═════ Texto fornecido ═════

EIITI SATO - DUAS REFLEXÕES SOBRE A REUNIÃO DA CÚPULA DA ORGANICAÇÃO DO TRATADO DE COOPERAÇÃO AMAZÔNICA (OTCA)

CÚPÚLA DA AMAZÔNIA DE BELÉM DO PARÁ - CHEFES DE ESTADO PARTICIPANTES

A primeira reflexão refere-se à constatação de que a reunião de cúpula da Organização do Tratado de Cooperação Amazônica (OTCA), realizada nos dias 8 e 9 de Agosto, serviu basicamente para indicar que há disposição para recuperar o tema da Amazônia como tema relevante para a diplomacia brasileira e para os países da região amazônica. A segunda reflexão, pouco animadora, refere-se ao significado econômico e estratégico da cooperação amazônica, implícito no entendimento corrente nos países que integram a OTCA.

UM POUCO DE HISTÓRIA.

═════

:: Enunciado A ::
Cite do texto o trecho que vai de "CÚPÚLA DA AMAZÔNIA" a "POUCO DE HISTÓRIA.".
O texto e a listagem são materiais independentes entre si.

═════ Listagem fornecida ═════

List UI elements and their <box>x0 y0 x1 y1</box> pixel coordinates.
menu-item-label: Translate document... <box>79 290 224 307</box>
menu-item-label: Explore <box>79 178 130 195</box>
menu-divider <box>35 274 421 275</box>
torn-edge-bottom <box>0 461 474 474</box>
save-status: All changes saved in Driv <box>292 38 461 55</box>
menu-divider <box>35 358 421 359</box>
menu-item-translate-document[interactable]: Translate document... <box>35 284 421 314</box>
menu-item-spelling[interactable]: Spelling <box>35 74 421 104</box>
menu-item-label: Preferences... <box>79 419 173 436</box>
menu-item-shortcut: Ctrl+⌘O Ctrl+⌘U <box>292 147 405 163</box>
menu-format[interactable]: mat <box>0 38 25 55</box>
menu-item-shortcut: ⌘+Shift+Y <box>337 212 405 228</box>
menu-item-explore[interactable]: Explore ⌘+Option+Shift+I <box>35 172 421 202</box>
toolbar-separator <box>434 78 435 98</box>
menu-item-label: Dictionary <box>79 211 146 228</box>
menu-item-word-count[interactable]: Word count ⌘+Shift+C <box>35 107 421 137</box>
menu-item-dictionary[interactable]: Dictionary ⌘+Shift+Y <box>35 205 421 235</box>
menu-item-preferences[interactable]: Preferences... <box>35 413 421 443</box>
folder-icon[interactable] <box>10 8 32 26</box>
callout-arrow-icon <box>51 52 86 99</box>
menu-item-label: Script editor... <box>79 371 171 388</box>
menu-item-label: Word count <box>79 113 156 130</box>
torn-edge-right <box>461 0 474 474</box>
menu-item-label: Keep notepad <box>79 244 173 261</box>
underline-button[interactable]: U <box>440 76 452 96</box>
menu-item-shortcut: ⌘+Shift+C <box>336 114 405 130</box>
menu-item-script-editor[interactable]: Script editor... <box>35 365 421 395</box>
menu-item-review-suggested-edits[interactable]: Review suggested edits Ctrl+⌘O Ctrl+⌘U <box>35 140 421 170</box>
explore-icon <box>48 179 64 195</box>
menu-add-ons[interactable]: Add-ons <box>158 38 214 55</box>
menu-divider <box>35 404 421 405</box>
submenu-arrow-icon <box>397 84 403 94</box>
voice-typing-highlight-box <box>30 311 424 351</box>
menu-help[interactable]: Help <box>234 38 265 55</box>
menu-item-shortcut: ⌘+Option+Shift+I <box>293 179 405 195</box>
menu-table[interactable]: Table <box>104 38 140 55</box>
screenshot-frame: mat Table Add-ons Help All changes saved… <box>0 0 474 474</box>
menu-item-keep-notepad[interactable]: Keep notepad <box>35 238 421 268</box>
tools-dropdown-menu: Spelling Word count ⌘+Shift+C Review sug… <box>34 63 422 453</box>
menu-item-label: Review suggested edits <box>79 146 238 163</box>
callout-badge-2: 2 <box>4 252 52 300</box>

═════

:: Enunciado B ::
Coloque numa lista JSON de strings, uma por linha e sem as linhas em branco, as linhas da listagem desde o início até a linha com "menu-divider <box>35 358 421 359</box>", incluindo esta.

:: Resposta completa A ::
CÚPÚLA DA AMAZÔNIA DE BELÉM DO PARÁ - CHEFES DE ESTADO PARTICIPANTES

A primeira reflexão refere-se à constatação de que a reunião de cúpula da Organização do Tratado de Cooperação Amazônica (OTCA), realizada nos dias 8 e 9 de Agosto, serviu basicamente para indicar que há disposição para recuperar o tema da Amazônia como tema relevante para a diplomacia brasileira e para os países da região amazônica. A segunda reflexão, pouco animadora, refere-se ao significado econômico e estratégico da cooperação amazônica, implícito no entendimento corrente nos países que integram a OTCA.

UM POUCO DE HISTÓRIA.

:: Resposta completa B ::
[
  "List UI elements and their <box>x0 y0 x1 y1</box> pixel coordinates.",
  "menu-item-label: Translate document... <box>79 290 224 307</box>",
  "menu-item-label: Explore <box>79 178 130 195</box>",
  "menu-divider <box>35 274 421 275</box>",
  "torn-edge-bottom <box>0 461 474 474</box>",
  "save-status: All changes saved in Driv <box>292 38 461 55</box>",
  "menu-divider <box>35 358 421 359</box>"
]